Will you write out all the entries below exactly?
■ ■ ■
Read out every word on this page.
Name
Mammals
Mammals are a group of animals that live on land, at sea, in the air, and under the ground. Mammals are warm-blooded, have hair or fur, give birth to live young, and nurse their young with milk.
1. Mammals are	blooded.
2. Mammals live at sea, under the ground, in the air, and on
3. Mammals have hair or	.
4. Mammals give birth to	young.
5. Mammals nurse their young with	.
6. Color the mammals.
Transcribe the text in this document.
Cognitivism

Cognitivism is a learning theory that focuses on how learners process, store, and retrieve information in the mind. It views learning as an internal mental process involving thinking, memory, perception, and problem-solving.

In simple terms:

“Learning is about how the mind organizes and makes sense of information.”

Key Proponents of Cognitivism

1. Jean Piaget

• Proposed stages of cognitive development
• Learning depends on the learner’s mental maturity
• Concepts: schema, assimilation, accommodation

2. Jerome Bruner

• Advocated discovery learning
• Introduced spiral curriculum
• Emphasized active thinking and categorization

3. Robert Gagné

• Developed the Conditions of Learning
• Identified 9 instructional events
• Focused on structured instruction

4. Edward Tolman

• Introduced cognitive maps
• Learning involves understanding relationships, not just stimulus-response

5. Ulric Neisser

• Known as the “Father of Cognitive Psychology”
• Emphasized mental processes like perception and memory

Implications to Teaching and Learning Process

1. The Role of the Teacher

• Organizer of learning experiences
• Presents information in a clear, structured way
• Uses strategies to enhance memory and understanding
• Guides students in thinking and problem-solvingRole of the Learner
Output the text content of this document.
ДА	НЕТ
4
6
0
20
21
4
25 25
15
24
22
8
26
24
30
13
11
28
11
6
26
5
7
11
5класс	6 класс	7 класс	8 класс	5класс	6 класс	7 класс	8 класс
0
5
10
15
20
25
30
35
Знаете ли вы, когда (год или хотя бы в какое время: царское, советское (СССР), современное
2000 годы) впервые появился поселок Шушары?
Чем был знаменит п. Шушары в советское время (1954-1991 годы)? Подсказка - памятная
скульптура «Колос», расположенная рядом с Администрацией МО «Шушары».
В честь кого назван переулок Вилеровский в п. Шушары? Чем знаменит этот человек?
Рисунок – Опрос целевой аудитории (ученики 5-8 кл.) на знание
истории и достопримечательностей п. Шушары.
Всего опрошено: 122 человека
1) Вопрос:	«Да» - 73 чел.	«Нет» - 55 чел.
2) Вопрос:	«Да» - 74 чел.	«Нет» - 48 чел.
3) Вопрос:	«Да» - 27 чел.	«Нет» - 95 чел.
■ ■ ■
### Task answer:
Read out every word on this page.
Name
Mammals
Mammals are a group of animals that live on land, at sea, in the air, and under the ground. Mammals are warm-blooded, have hair or fur, give birth to live young, and nurse their young with milk.
1. Mammals are	blooded.
2. Mammals live at sea, under the ground, in the air, and on
3. Mammals have hair or	.
4. Mammals give birth to	young.
5. Mammals nurse their young with	.
6. Color the mammals.
Transcribe the text in this document.
Cognitivism

Cognitivism is a learning theory that focuses on how learners process, store, and retrieve information in the mind. It views learning as an internal mental process involving thinking, memory, perception, and problem-solving.

In simple terms:

“Learning is about how the mind organizes and makes sense of information.”

Key Proponents of Cognitivism

1. Jean Piaget

• Proposed stages of cognitive development
• Learning depends on the learner’s mental maturity
• Concepts: schema, assimilation, accommodation

2. Jerome Bruner

• Advocated discovery learning
• Introduced spiral curriculum
• Emphasized active thinking and categorization

3. Robert Gagné

• Developed the Conditions of Learning
• Identified 9 instructional events
• Focused on structured instruction

4. Edward Tolman

• Introduced cognitive maps
• Learning involves understanding relationships, not just stimulus-response

5. Ulric Neisser

• Known as the “Father of Cognitive Psychology”
• Emphasized mental processes like perception and memory

Implications to Teaching and Learning Process

1. The Role of the Teacher

• Organizer of learning experiences
• Presents information in a clear, structured way
• Uses strategies to enhance memory and understanding
• Guides students in thinking and problem-solvingRole of the Learner
Output the text content of this document.
ДА	НЕТ
4
6
0
20
21
4
25 25
15
24
22
8
26
24
30
13
11
28
11
6
26
5
7
11
5класс	6 класс	7 класс	8 класс	5класс	6 класс	7 класс	8 класс
0
5
10
15
20
25
30
35
Знаете ли вы, когда (год или хотя бы в какое время: царское, советское (СССР), современное
2000 годы) впервые появился поселок Шушары?
Чем был знаменит п. Шушары в советское время (1954-1991 годы)? Подсказка - памятная
скульптура «Колос», расположенная рядом с Администрацией МО «Шушары».
В честь кого назван переулок Вилеровский в п. Шушары? Чем знаменит этот человек?
Рисунок – Опрос целевой аудитории (ученики 5-8 кл.) на знание
истории и достопримечательностей п. Шушары.
Всего опрошено: 122 человека
1) Вопрос:	«Да» - 73 чел.	«Нет» - 55 чел.
2) Вопрос:	«Да» - 74 чел.	«Нет» - 48 чел.
3) Вопрос:	«Да» - 27 чел.	«Нет» - 95 чел.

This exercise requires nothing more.